-- Start of Dataset rows --

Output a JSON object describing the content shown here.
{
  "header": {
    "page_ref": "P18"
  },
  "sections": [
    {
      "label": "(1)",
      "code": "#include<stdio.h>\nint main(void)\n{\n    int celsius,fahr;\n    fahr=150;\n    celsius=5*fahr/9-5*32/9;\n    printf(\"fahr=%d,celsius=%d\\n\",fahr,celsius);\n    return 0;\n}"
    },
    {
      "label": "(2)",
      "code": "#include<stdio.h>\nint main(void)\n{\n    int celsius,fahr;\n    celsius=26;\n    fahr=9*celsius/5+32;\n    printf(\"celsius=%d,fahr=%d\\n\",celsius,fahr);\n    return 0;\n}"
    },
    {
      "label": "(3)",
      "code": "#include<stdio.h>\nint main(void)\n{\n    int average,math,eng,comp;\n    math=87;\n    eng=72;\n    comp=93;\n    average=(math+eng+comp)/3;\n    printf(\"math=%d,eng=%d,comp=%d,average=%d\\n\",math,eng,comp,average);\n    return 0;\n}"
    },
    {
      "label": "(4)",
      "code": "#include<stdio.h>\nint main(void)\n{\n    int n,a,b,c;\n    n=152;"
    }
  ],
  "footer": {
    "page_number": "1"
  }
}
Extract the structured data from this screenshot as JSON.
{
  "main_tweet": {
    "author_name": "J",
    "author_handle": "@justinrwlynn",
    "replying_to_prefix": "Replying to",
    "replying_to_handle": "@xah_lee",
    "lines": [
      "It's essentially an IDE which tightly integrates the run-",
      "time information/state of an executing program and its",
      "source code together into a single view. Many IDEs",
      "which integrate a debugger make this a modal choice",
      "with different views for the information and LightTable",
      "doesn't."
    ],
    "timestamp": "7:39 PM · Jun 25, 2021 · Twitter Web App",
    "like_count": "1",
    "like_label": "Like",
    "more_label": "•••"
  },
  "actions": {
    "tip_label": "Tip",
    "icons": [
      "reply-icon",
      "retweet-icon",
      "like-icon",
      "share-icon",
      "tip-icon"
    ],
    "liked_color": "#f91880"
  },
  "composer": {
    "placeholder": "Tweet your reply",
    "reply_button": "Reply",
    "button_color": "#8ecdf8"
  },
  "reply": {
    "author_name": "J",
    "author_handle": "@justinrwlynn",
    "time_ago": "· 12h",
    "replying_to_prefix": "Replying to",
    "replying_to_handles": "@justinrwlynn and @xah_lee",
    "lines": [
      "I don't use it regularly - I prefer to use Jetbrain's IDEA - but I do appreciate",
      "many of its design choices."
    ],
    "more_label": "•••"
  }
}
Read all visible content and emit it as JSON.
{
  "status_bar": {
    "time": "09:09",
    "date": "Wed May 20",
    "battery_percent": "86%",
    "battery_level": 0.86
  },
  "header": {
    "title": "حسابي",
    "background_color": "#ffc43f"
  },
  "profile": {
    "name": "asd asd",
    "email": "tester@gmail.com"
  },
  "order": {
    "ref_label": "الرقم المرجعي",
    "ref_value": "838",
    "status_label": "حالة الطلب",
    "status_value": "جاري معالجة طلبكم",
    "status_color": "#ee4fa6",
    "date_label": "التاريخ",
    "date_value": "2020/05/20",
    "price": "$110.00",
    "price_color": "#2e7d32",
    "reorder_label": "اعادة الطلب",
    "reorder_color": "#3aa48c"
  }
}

-- End of Dataset rows --
-- Start of Dataset rows --

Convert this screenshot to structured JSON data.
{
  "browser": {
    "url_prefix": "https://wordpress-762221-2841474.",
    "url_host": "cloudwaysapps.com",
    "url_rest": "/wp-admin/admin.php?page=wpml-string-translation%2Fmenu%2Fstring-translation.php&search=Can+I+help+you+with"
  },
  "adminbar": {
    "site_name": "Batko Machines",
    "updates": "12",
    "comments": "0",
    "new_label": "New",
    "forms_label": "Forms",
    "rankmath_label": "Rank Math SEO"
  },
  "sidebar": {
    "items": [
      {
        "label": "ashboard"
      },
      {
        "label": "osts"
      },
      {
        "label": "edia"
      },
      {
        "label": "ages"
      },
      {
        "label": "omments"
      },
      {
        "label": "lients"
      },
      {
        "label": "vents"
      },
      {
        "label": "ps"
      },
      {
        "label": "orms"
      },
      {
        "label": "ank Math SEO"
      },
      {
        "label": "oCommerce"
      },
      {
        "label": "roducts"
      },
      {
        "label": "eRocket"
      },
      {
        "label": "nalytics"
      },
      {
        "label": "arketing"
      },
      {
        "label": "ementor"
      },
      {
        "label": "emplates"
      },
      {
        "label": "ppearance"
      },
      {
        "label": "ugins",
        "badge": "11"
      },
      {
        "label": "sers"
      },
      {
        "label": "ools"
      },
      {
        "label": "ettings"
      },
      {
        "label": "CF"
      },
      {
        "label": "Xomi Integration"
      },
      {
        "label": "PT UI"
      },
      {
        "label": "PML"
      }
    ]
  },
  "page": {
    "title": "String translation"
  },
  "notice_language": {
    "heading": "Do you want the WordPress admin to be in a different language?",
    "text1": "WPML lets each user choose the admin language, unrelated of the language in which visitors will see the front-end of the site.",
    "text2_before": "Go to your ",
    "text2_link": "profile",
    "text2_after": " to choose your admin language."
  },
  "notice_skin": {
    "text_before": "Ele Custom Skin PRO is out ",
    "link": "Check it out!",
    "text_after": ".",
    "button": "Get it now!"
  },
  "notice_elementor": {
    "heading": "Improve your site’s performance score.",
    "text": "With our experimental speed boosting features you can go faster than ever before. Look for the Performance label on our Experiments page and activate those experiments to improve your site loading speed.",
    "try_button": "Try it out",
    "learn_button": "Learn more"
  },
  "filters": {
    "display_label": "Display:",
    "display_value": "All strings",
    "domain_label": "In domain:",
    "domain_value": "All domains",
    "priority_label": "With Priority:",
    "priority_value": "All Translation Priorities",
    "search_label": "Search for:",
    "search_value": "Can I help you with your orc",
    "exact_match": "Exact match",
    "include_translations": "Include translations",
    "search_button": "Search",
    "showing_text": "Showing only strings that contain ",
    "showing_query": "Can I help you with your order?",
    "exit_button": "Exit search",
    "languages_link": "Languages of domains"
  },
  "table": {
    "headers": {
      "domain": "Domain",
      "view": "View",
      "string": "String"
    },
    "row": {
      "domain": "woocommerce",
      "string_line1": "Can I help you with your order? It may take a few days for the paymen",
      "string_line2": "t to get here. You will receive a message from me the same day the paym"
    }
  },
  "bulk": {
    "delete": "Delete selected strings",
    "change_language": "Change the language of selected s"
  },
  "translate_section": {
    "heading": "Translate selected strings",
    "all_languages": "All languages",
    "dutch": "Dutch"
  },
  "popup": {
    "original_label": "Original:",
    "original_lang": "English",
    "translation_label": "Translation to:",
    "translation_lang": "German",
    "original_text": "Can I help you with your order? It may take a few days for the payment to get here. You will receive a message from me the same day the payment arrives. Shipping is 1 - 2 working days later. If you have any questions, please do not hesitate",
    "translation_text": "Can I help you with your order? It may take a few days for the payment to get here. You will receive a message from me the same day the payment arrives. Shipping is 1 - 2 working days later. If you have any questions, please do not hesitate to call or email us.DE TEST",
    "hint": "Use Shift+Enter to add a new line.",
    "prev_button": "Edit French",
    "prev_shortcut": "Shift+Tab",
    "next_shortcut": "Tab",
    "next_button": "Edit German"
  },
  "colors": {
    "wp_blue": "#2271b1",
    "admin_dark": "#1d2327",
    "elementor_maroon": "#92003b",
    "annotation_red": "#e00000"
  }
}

-- End of Dataset rows --
-- Start of Dataset rows --

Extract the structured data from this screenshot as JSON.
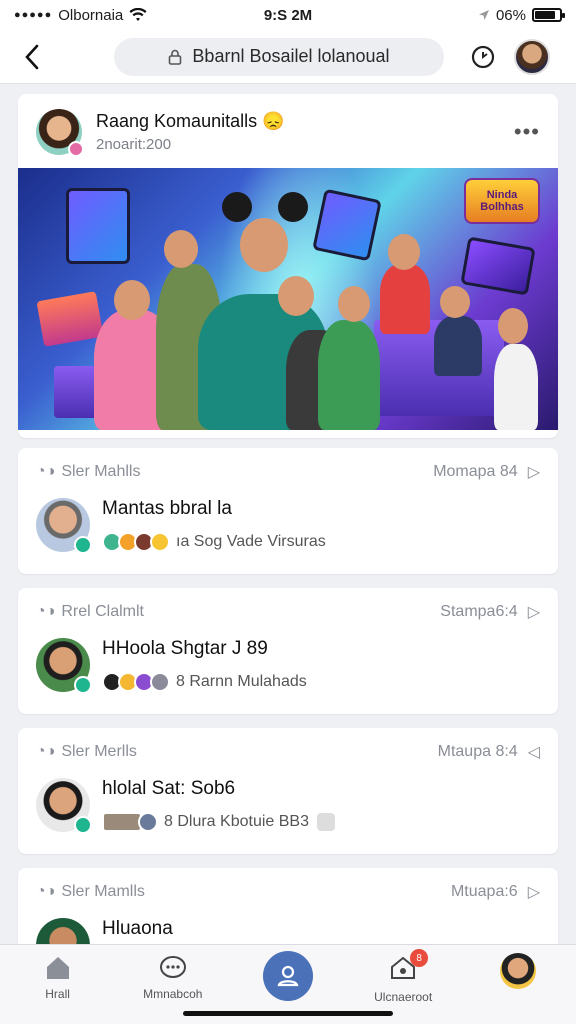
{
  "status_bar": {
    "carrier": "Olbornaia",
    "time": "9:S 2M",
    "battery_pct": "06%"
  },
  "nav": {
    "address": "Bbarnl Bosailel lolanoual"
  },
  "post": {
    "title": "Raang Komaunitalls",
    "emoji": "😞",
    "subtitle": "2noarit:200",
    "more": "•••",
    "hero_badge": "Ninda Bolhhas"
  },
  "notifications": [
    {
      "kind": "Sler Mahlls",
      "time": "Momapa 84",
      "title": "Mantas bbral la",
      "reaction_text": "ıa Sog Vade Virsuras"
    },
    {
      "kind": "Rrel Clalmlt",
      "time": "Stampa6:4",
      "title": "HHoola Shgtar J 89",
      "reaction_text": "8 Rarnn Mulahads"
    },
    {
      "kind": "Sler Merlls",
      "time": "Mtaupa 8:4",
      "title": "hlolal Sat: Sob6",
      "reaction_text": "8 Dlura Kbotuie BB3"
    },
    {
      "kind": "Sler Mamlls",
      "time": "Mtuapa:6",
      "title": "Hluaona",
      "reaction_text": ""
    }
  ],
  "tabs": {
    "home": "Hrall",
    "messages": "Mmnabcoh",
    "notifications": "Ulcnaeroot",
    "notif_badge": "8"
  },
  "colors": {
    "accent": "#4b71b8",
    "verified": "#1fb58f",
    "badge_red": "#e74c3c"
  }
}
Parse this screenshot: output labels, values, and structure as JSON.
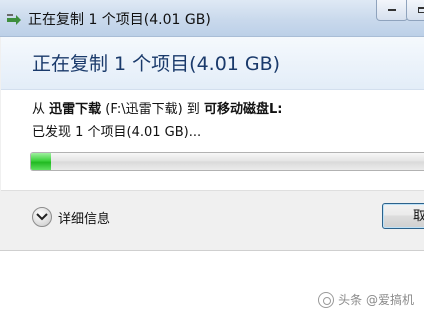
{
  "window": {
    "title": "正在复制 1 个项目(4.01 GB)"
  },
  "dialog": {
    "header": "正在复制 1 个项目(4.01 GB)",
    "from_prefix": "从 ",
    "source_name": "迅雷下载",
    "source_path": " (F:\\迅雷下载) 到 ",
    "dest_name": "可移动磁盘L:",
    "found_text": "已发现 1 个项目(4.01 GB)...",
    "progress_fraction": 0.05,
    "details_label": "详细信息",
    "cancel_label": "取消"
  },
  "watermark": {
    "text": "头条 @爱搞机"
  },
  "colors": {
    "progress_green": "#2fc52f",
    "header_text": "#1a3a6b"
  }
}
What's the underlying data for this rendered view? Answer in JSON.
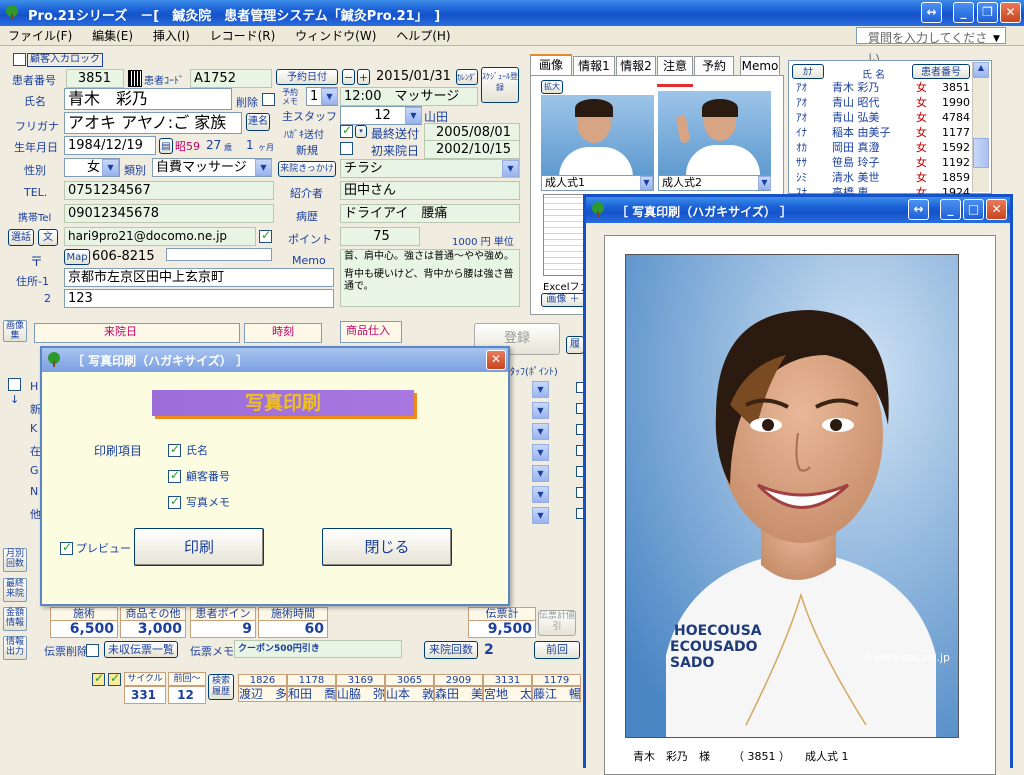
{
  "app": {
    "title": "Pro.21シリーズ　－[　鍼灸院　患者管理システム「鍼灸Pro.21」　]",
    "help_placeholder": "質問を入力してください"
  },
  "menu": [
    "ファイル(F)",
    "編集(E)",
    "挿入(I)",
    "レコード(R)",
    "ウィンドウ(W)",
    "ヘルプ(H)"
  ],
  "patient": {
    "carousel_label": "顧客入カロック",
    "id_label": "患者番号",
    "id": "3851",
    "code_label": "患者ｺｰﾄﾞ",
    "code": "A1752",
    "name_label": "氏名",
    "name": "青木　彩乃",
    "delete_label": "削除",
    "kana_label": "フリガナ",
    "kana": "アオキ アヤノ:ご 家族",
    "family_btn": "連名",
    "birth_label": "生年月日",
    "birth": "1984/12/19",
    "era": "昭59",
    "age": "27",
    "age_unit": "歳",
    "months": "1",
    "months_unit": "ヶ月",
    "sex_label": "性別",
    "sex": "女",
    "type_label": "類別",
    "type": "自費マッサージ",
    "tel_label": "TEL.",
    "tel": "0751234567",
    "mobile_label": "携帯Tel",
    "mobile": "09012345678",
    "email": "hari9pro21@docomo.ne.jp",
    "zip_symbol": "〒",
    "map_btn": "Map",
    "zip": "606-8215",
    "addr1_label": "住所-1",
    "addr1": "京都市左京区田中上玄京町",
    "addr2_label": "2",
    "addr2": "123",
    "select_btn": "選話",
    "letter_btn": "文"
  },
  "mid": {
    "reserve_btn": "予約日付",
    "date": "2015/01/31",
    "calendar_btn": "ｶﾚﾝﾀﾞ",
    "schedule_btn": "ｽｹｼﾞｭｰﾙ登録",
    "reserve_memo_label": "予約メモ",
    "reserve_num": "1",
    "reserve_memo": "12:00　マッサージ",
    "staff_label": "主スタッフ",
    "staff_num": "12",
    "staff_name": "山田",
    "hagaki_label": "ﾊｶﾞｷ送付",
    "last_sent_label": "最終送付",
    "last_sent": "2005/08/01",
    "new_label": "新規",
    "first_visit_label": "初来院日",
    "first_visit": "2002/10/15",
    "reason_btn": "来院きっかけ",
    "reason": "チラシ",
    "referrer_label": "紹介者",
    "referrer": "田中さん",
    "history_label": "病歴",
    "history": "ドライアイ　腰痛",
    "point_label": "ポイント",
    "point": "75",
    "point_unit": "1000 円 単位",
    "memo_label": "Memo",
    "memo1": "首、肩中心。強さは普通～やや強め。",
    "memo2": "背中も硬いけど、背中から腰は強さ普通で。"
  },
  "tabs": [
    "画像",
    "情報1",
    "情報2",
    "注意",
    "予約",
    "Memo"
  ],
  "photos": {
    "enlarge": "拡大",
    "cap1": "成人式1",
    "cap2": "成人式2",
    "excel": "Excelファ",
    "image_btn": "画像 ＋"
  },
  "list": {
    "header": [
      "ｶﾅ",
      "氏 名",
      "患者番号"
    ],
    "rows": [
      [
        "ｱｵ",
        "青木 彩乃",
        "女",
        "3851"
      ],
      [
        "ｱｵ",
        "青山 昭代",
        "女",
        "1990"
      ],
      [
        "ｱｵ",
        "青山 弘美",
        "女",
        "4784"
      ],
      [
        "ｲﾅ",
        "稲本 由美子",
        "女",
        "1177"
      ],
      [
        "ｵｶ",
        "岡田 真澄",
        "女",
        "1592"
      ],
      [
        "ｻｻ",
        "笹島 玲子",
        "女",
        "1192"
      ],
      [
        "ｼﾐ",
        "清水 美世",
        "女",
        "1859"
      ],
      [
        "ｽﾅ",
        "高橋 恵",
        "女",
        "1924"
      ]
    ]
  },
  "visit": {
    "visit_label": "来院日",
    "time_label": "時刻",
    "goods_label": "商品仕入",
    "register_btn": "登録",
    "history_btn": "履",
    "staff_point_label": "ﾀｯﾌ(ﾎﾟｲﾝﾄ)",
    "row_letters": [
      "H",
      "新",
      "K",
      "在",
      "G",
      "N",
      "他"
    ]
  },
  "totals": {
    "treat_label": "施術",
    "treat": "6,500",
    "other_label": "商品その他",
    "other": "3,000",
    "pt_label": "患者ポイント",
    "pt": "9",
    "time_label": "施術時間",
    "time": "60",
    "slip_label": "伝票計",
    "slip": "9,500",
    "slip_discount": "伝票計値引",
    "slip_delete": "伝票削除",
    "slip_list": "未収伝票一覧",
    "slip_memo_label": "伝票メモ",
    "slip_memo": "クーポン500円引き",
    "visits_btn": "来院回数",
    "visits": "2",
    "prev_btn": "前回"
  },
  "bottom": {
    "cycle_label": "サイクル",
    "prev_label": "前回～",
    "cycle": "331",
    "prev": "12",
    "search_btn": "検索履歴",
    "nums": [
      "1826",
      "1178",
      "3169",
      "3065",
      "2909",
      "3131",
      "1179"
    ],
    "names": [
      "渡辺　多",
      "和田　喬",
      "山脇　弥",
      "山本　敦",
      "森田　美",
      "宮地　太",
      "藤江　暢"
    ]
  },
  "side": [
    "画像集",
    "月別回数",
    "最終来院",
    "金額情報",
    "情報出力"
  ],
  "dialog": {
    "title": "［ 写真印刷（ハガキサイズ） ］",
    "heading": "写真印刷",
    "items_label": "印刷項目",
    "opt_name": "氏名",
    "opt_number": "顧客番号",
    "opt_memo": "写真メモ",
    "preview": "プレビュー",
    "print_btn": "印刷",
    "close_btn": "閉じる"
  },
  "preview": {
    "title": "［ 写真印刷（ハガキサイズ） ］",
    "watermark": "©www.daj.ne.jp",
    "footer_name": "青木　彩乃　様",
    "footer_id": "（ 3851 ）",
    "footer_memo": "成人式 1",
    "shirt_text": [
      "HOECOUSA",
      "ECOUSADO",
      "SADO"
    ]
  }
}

-- End of Dataset rows --

Report the number of lines in the listing that include the string "kind"; give nothing but the number.

4